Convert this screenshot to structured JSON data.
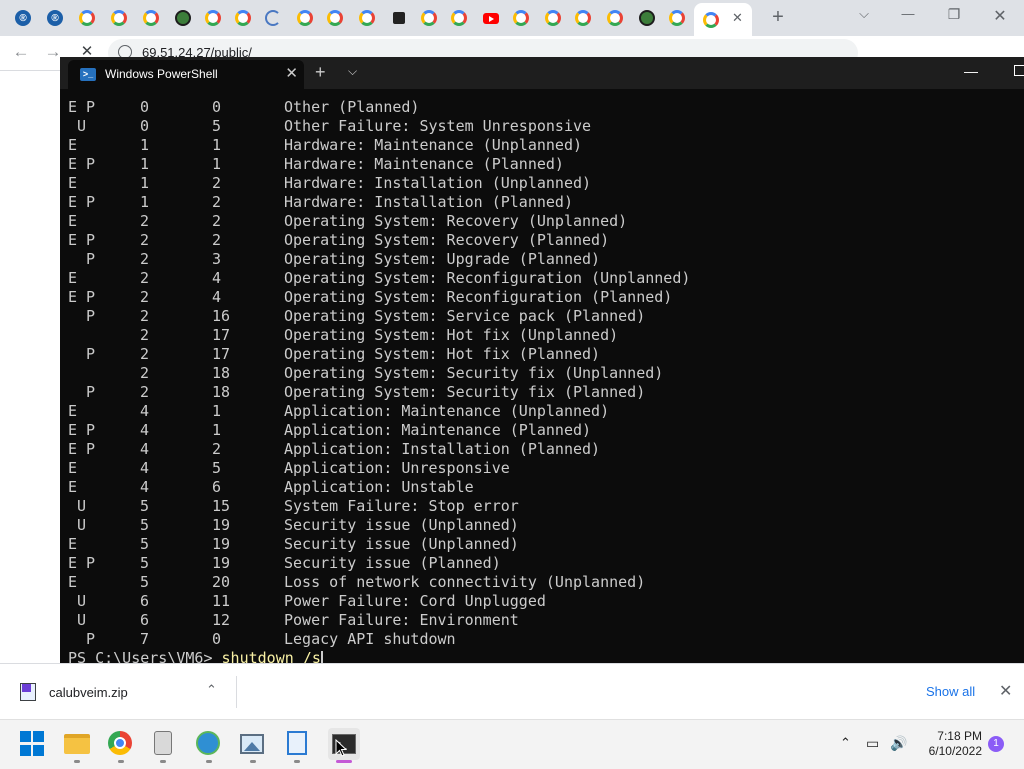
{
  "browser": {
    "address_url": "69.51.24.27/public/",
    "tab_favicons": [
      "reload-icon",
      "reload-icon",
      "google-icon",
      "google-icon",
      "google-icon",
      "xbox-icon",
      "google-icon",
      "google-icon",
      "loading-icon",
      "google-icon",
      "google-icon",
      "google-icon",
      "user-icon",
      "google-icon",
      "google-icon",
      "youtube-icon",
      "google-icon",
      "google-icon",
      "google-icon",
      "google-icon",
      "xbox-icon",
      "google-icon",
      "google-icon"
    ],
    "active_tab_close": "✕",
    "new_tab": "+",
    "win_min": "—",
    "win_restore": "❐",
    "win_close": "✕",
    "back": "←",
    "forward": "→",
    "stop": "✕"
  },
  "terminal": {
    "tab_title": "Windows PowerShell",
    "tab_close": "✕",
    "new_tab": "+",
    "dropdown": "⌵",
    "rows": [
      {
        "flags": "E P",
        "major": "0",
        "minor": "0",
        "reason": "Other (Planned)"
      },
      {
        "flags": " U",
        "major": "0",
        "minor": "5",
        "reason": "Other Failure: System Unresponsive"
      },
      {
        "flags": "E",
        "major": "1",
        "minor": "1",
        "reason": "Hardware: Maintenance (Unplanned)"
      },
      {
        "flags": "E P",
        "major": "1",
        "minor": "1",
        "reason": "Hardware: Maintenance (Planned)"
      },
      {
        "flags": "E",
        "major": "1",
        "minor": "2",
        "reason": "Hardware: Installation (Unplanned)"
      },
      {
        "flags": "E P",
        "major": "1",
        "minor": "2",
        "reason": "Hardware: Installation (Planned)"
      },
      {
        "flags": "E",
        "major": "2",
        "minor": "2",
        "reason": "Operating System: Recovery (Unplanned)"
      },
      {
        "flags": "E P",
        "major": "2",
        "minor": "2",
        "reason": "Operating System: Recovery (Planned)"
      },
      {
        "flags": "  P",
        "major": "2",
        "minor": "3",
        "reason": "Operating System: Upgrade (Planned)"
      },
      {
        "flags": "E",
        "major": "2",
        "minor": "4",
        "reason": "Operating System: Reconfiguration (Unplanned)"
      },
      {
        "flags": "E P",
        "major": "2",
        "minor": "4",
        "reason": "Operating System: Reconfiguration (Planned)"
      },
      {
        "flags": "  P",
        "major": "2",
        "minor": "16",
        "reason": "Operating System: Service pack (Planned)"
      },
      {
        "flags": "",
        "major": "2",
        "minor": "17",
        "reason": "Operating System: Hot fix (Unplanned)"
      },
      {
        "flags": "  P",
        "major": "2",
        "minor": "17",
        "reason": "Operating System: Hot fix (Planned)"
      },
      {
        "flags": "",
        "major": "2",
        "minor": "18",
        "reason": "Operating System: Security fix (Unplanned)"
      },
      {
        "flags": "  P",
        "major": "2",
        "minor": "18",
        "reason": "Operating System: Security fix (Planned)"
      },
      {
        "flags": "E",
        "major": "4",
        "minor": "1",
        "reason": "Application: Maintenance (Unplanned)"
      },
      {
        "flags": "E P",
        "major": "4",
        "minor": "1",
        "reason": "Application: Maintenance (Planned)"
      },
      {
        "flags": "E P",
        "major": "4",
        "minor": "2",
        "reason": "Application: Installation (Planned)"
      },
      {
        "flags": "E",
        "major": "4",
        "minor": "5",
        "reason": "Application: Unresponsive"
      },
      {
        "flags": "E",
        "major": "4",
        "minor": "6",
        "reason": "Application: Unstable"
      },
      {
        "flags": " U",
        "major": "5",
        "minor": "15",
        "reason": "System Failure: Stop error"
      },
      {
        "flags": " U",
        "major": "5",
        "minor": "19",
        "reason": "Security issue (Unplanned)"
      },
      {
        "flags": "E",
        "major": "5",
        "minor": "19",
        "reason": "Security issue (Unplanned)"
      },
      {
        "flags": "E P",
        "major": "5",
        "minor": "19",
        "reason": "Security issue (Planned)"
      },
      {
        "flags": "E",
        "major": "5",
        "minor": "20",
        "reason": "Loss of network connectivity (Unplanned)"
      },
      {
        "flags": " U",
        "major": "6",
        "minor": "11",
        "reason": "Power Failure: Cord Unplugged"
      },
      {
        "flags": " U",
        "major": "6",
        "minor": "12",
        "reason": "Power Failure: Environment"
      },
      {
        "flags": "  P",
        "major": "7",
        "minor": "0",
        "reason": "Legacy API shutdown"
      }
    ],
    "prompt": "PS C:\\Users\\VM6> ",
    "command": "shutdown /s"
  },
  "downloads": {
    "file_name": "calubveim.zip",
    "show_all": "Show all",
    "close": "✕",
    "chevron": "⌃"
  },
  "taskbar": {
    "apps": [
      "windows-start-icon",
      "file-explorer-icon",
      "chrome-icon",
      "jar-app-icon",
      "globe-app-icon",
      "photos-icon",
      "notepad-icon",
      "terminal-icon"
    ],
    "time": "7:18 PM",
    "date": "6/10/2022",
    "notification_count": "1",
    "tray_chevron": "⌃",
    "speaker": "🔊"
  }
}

*SET PROBLEM*. Copy out all the records exactly, excluding pictures.

*FINAL RESULT*.
Convert this screenshot to structured JSON data.
{
  "browser": {
    "address_url": "69.51.24.27/public/",
    "tab_favicons": [
      "reload-icon",
      "reload-icon",
      "google-icon",
      "google-icon",
      "google-icon",
      "xbox-icon",
      "google-icon",
      "google-icon",
      "loading-icon",
      "google-icon",
      "google-icon",
      "google-icon",
      "user-icon",
      "google-icon",
      "google-icon",
      "youtube-icon",
      "google-icon",
      "google-icon",
      "google-icon",
      "google-icon",
      "xbox-icon",
      "google-icon",
      "google-icon"
    ],
    "active_tab_close": "✕",
    "new_tab": "+",
    "win_min": "—",
    "win_restore": "❐",
    "win_close": "✕",
    "back": "←",
    "forward": "→",
    "stop": "✕"
  },
  "terminal": {
    "tab_title": "Windows PowerShell",
    "tab_close": "✕",
    "new_tab": "+",
    "dropdown": "⌵",
    "rows": [
      {
        "flags": "E P",
        "major": "0",
        "minor": "0",
        "reason": "Other (Planned)"
      },
      {
        "flags": " U",
        "major": "0",
        "minor": "5",
        "reason": "Other Failure: System Unresponsive"
      },
      {
        "flags": "E",
        "major": "1",
        "minor": "1",
        "reason": "Hardware: Maintenance (Unplanned)"
      },
      {
        "flags": "E P",
        "major": "1",
        "minor": "1",
        "reason": "Hardware: Maintenance (Planned)"
      },
      {
        "flags": "E",
        "major": "1",
        "minor": "2",
        "reason": "Hardware: Installation (Unplanned)"
      },
      {
        "flags": "E P",
        "major": "1",
        "minor": "2",
        "reason": "Hardware: Installation (Planned)"
      },
      {
        "flags": "E",
        "major": "2",
        "minor": "2",
        "reason": "Operating System: Recovery (Unplanned)"
      },
      {
        "flags": "E P",
        "major": "2",
        "minor": "2",
        "reason": "Operating System: Recovery (Planned)"
      },
      {
        "flags": "  P",
        "major": "2",
        "minor": "3",
        "reason": "Operating System: Upgrade (Planned)"
      },
      {
        "flags": "E",
        "major": "2",
        "minor": "4",
        "reason": "Operating System: Reconfiguration (Unplanned)"
      },
      {
        "flags": "E P",
        "major": "2",
        "minor": "4",
        "reason": "Operating System: Reconfiguration (Planned)"
      },
      {
        "flags": "  P",
        "major": "2",
        "minor": "16",
        "reason": "Operating System: Service pack (Planned)"
      },
      {
        "flags": "",
        "major": "2",
        "minor": "17",
        "reason": "Operating System: Hot fix (Unplanned)"
      },
      {
        "flags": "  P",
        "major": "2",
        "minor": "17",
        "reason": "Operating System: Hot fix (Planned)"
      },
      {
        "flags": "",
        "major": "2",
        "minor": "18",
        "reason": "Operating System: Security fix (Unplanned)"
      },
      {
        "flags": "  P",
        "major": "2",
        "minor": "18",
        "reason": "Operating System: Security fix (Planned)"
      },
      {
        "flags": "E",
        "major": "4",
        "minor": "1",
        "reason": "Application: Maintenance (Unplanned)"
      },
      {
        "flags": "E P",
        "major": "4",
        "minor": "1",
        "reason": "Application: Maintenance (Planned)"
      },
      {
        "flags": "E P",
        "major": "4",
        "minor": "2",
        "reason": "Application: Installation (Planned)"
      },
      {
        "flags": "E",
        "major": "4",
        "minor": "5",
        "reason": "Application: Unresponsive"
      },
      {
        "flags": "E",
        "major": "4",
        "minor": "6",
        "reason": "Application: Unstable"
      },
      {
        "flags": " U",
        "major": "5",
        "minor": "15",
        "reason": "System Failure: Stop error"
      },
      {
        "flags": " U",
        "major": "5",
        "minor": "19",
        "reason": "Security issue (Unplanned)"
      },
      {
        "flags": "E",
        "major": "5",
        "minor": "19",
        "reason": "Security issue (Unplanned)"
      },
      {
        "flags": "E P",
        "major": "5",
        "minor": "19",
        "reason": "Security issue (Planned)"
      },
      {
        "flags": "E",
        "major": "5",
        "minor": "20",
        "reason": "Loss of network connectivity (Unplanned)"
      },
      {
        "flags": " U",
        "major": "6",
        "minor": "11",
        "reason": "Power Failure: Cord Unplugged"
      },
      {
        "flags": " U",
        "major": "6",
        "minor": "12",
        "reason": "Power Failure: Environment"
      },
      {
        "flags": "  P",
        "major": "7",
        "minor": "0",
        "reason": "Legacy API shutdown"
      }
    ],
    "prompt": "PS C:\\Users\\VM6> ",
    "command": "shutdown /s"
  },
  "downloads": {
    "file_name": "calubveim.zip",
    "show_all": "Show all",
    "close": "✕",
    "chevron": "⌃"
  },
  "taskbar": {
    "apps": [
      "windows-start-icon",
      "file-explorer-icon",
      "chrome-icon",
      "jar-app-icon",
      "globe-app-icon",
      "photos-icon",
      "notepad-icon",
      "terminal-icon"
    ],
    "time": "7:18 PM",
    "date": "6/10/2022",
    "notification_count": "1",
    "tray_chevron": "⌃",
    "speaker": "🔊"
  }
}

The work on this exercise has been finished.